— START OF Material for this exercise —

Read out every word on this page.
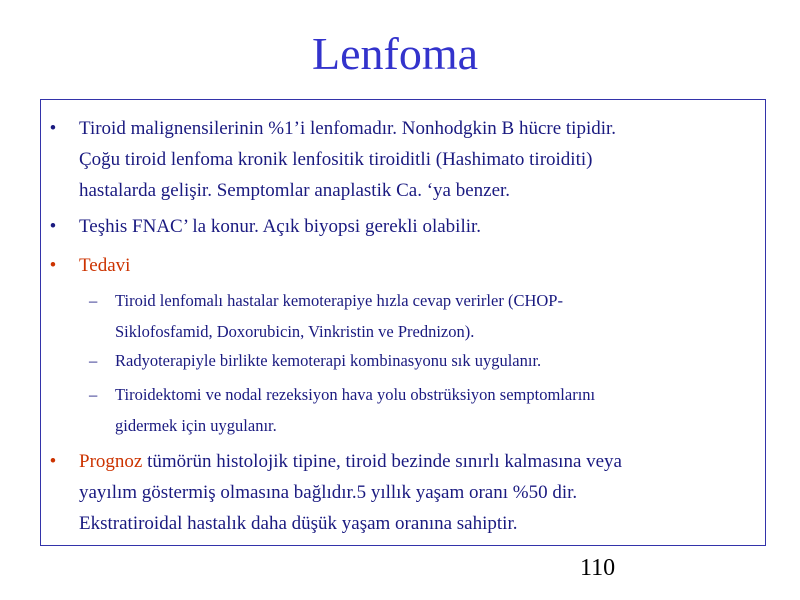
Lenfoma
• Tiroid malignensilerinin %1’i lenfomadır. Nonhodgkin B hücre tipidir.
Çoğu tiroid lenfoma kronik lenfositik tiroiditli (Hashimato tiroiditi)
hastalarda gelişir. Semptomlar anaplastik Ca. ‘ya benzer.
• Teşhis FNAC’ la konur. Açık biyopsi gerekli olabilir.
• Tedavi
– Tiroid lenfomalı hastalar kemoterapiye hızla cevap verirler (CHOP-
Siklofosfamid, Doxorubicin, Vinkristin ve Prednizon).
– Radyoterapiyle birlikte kemoterapi kombinasyonu sık uygulanır.
– Tiroidektomi ve nodal rezeksiyon hava yolu obstrüksiyon semptomlarını
gidermek için uygulanır.
• Prognoz tümörün histolojik tipine, tiroid bezinde sınırlı kalmasına veya
yayılım göstermiş olmasına bağlıdır.5 yıllık yaşam oranı %50 dir.
Ekstratiroidal hastalık daha düşük yaşam oranına sahiptir.
110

— END OF Material for this exercise —

Directions for this task
The data above should be repeated exactly, minus any pictures.

Reply
Read out every word on this page.
Lenfoma
• Tiroid malignensilerinin %1’i lenfomadır. Nonhodgkin B hücre tipidir.
Çoğu tiroid lenfoma kronik lenfositik tiroiditli (Hashimato tiroiditi)
hastalarda gelişir. Semptomlar anaplastik Ca. ‘ya benzer.
• Teşhis FNAC’ la konur. Açık biyopsi gerekli olabilir.
• Tedavi
– Tiroid lenfomalı hastalar kemoterapiye hızla cevap verirler (CHOP-
Siklofosfamid, Doxorubicin, Vinkristin ve Prednizon).
– Radyoterapiyle birlikte kemoterapi kombinasyonu sık uygulanır.
– Tiroidektomi ve nodal rezeksiyon hava yolu obstrüksiyon semptomlarını
gidermek için uygulanır.
• Prognoz tümörün histolojik tipine, tiroid bezinde sınırlı kalmasına veya
yayılım göstermiş olmasına bağlıdır.5 yıllık yaşam oranı %50 dir.
Ekstratiroidal hastalık daha düşük yaşam oranına sahiptir.
110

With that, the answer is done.